** DATASET ENTRIES follows **
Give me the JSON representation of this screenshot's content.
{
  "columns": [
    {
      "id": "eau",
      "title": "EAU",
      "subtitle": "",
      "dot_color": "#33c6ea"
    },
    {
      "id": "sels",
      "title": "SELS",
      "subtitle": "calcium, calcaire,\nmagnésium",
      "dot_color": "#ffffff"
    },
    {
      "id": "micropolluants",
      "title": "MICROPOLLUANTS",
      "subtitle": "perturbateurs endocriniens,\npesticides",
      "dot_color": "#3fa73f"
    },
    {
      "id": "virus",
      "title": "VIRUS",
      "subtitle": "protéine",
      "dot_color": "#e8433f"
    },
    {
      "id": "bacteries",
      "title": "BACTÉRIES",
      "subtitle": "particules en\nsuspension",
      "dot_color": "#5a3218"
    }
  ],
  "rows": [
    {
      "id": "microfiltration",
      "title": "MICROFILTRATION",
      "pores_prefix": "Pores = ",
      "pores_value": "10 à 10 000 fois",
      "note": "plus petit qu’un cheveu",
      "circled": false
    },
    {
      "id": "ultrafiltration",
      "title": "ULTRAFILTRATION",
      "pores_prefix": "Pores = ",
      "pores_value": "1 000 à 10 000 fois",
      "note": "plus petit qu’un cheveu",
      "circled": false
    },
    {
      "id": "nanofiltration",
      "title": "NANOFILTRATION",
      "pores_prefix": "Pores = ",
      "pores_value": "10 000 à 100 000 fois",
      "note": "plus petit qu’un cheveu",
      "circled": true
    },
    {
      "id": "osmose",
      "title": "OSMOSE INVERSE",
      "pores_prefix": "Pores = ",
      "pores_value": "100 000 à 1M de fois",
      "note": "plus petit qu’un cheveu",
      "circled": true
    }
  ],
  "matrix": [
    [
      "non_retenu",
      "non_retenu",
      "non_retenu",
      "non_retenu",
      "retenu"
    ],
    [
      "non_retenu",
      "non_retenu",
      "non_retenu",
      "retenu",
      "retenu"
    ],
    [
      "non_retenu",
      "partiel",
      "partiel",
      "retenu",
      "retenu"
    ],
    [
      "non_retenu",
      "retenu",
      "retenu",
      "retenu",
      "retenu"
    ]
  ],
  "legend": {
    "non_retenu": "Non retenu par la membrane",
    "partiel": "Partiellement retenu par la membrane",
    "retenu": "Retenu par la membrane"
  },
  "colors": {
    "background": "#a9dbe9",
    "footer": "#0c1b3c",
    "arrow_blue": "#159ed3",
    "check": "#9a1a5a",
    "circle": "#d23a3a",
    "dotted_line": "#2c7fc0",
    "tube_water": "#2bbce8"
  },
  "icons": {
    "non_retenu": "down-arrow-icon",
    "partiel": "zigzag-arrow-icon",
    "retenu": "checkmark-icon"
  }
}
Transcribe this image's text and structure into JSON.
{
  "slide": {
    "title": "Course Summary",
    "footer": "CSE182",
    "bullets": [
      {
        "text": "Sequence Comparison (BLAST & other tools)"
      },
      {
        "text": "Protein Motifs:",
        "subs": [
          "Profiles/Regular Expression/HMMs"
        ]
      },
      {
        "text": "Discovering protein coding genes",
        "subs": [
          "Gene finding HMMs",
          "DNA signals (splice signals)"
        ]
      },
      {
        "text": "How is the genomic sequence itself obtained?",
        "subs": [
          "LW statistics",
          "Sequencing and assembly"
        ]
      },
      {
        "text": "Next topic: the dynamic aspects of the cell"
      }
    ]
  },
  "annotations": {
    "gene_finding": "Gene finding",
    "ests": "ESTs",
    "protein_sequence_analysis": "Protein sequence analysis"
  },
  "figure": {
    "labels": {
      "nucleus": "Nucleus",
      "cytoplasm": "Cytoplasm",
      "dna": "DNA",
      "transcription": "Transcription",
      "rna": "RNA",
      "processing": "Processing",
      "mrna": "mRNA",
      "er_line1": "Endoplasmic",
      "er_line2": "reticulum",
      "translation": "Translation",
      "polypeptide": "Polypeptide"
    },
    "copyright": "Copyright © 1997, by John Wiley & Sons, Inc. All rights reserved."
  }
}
** End of DATASET ENTRIES **
### PROBLEM DETAILS
Write down every record shown above precisely.

### RESPONSE TO THE TASK
Give me the JSON representation of this screenshot's content.
{
  "columns": [
    {
      "id": "eau",
      "title": "EAU",
      "subtitle": "",
      "dot_color": "#33c6ea"
    },
    {
      "id": "sels",
      "title": "SELS",
      "subtitle": "calcium, calcaire,\nmagnésium",
      "dot_color": "#ffffff"
    },
    {
      "id": "micropolluants",
      "title": "MICROPOLLUANTS",
      "subtitle": "perturbateurs endocriniens,\npesticides",
      "dot_color": "#3fa73f"
    },
    {
      "id": "virus",
      "title": "VIRUS",
      "subtitle": "protéine",
      "dot_color": "#e8433f"
    },
    {
      "id": "bacteries",
      "title": "BACTÉRIES",
      "subtitle": "particules en\nsuspension",
      "dot_color": "#5a3218"
    }
  ],
  "rows": [
    {
      "id": "microfiltration",
      "title": "MICROFILTRATION",
      "pores_prefix": "Pores = ",
      "pores_value": "10 à 10 000 fois",
      "note": "plus petit qu’un cheveu",
      "circled": false
    },
    {
      "id": "ultrafiltration",
      "title": "ULTRAFILTRATION",
      "pores_prefix": "Pores = ",
      "pores_value": "1 000 à 10 000 fois",
      "note": "plus petit qu’un cheveu",
      "circled": false
    },
    {
      "id": "nanofiltration",
      "title": "NANOFILTRATION",
      "pores_prefix": "Pores = ",
      "pores_value": "10 000 à 100 000 fois",
      "note": "plus petit qu’un cheveu",
      "circled": true
    },
    {
      "id": "osmose",
      "title": "OSMOSE INVERSE",
      "pores_prefix": "Pores = ",
      "pores_value": "100 000 à 1M de fois",
      "note": "plus petit qu’un cheveu",
      "circled": true
    }
  ],
  "matrix": [
    [
      "non_retenu",
      "non_retenu",
      "non_retenu",
      "non_retenu",
      "retenu"
    ],
    [
      "non_retenu",
      "non_retenu",
      "non_retenu",
      "retenu",
      "retenu"
    ],
    [
      "non_retenu",
      "partiel",
      "partiel",
      "retenu",
      "retenu"
    ],
    [
      "non_retenu",
      "retenu",
      "retenu",
      "retenu",
      "retenu"
    ]
  ],
  "legend": {
    "non_retenu": "Non retenu par la membrane",
    "partiel": "Partiellement retenu par la membrane",
    "retenu": "Retenu par la membrane"
  },
  "colors": {
    "background": "#a9dbe9",
    "footer": "#0c1b3c",
    "arrow_blue": "#159ed3",
    "check": "#9a1a5a",
    "circle": "#d23a3a",
    "dotted_line": "#2c7fc0",
    "tube_water": "#2bbce8"
  },
  "icons": {
    "non_retenu": "down-arrow-icon",
    "partiel": "zigzag-arrow-icon",
    "retenu": "checkmark-icon"
  }
}
Transcribe this image's text and structure into JSON.
{
  "slide": {
    "title": "Course Summary",
    "footer": "CSE182",
    "bullets": [
      {
        "text": "Sequence Comparison (BLAST & other tools)"
      },
      {
        "text": "Protein Motifs:",
        "subs": [
          "Profiles/Regular Expression/HMMs"
        ]
      },
      {
        "text": "Discovering protein coding genes",
        "subs": [
          "Gene finding HMMs",
          "DNA signals (splice signals)"
        ]
      },
      {
        "text": "How is the genomic sequence itself obtained?",
        "subs": [
          "LW statistics",
          "Sequencing and assembly"
        ]
      },
      {
        "text": "Next topic: the dynamic aspects of the cell"
      }
    ]
  },
  "annotations": {
    "gene_finding": "Gene finding",
    "ests": "ESTs",
    "protein_sequence_analysis": "Protein sequence analysis"
  },
  "figure": {
    "labels": {
      "nucleus": "Nucleus",
      "cytoplasm": "Cytoplasm",
      "dna": "DNA",
      "transcription": "Transcription",
      "rna": "RNA",
      "processing": "Processing",
      "mrna": "mRNA",
      "er_line1": "Endoplasmic",
      "er_line2": "reticulum",
      "translation": "Translation",
      "polypeptide": "Polypeptide"
    },
    "copyright": "Copyright © 1997, by John Wiley & Sons, Inc. All rights reserved."
  }
}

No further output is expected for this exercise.